# STATED TASK
Reproduce the entries word for word, and omit any picture you find in them.

┌──

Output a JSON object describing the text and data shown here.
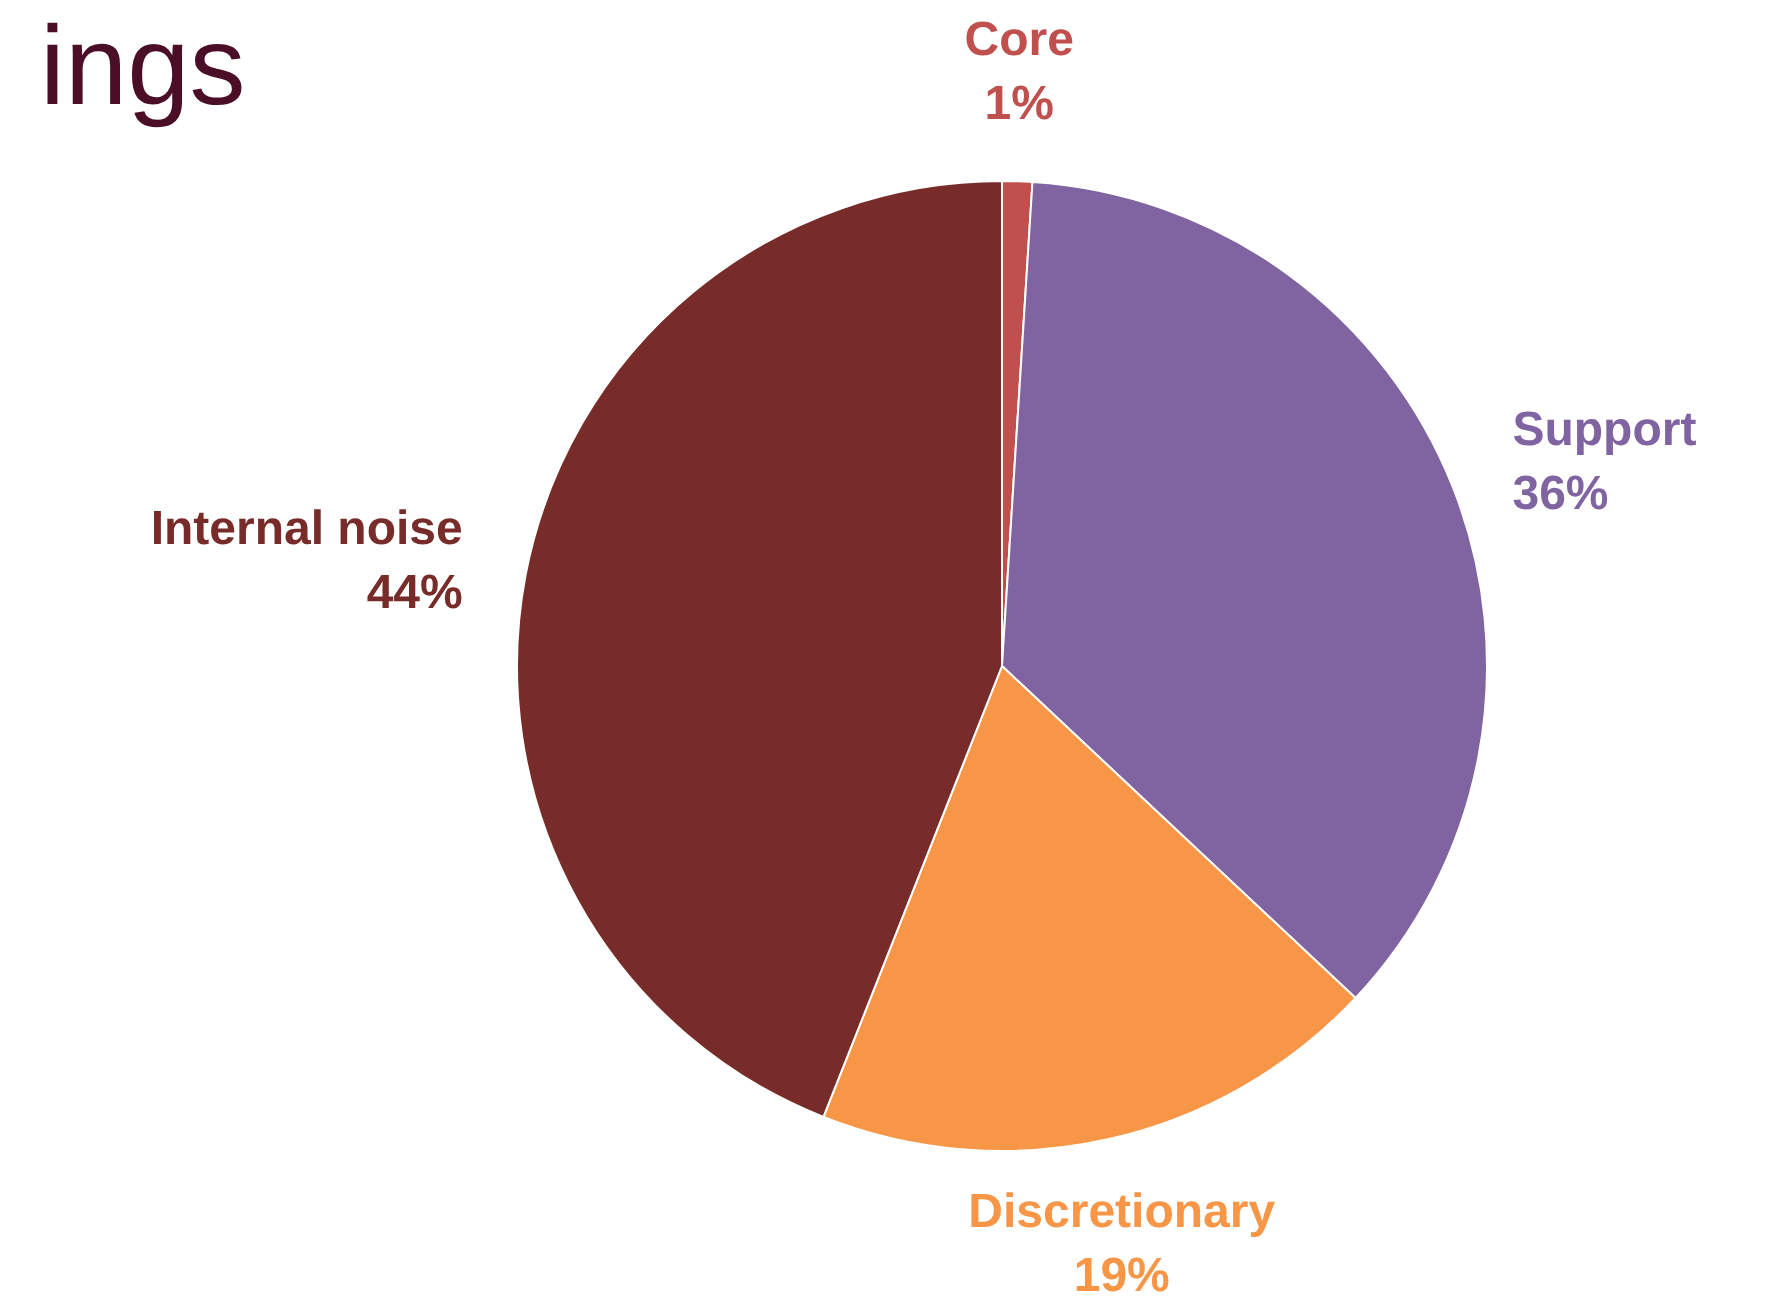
{
  "chart_data": {
    "type": "pie",
    "title": "ings",
    "categories": [
      "Core",
      "Support",
      "Discretionary",
      "Internal noise"
    ],
    "values": [
      1,
      36,
      19,
      44
    ],
    "colors": [
      "#c0504d",
      "#8064a2",
      "#f79646",
      "#772c2a"
    ],
    "value_labels": [
      "1%",
      "36%",
      "19%",
      "44%"
    ],
    "legend": false
  }
}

└──

# SOLUTION TO THE EXERCISE
Output a JSON object describing the text and data shown here.
{
  "chart_data": {
    "type": "pie",
    "title": "ings",
    "categories": [
      "Core",
      "Support",
      "Discretionary",
      "Internal noise"
    ],
    "values": [
      1,
      36,
      19,
      44
    ],
    "colors": [
      "#c0504d",
      "#8064a2",
      "#f79646",
      "#772c2a"
    ],
    "value_labels": [
      "1%",
      "36%",
      "19%",
      "44%"
    ],
    "legend": false
  }
}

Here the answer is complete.